▶ Stated exercise:
From the listing below, return each line that includes "dims".
::: Dataset excerpts
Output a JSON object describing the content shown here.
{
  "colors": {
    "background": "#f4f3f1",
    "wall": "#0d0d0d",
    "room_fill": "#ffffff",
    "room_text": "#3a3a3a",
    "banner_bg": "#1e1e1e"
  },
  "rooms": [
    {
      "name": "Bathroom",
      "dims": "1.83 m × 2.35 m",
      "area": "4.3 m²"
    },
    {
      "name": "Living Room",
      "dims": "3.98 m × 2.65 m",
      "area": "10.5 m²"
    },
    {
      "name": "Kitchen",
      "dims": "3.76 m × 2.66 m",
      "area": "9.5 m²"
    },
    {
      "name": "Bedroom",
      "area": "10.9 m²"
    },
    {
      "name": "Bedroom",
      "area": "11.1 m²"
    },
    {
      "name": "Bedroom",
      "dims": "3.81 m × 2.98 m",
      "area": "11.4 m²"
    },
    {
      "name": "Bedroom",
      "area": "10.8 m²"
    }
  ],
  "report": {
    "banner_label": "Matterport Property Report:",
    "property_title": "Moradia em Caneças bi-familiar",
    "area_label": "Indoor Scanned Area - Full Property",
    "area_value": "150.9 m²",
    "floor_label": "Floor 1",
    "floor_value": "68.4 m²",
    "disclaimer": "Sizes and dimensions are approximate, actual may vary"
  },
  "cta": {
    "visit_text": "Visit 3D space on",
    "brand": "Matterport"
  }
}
::::::
▶ Response to this task:
      "dims": "1.83 m × 2.35 m",
      "dims": "3.98 m × 2.65 m",
      "dims": "3.76 m × 2.66 m",
      "dims": "3.81 m × 2.98 m",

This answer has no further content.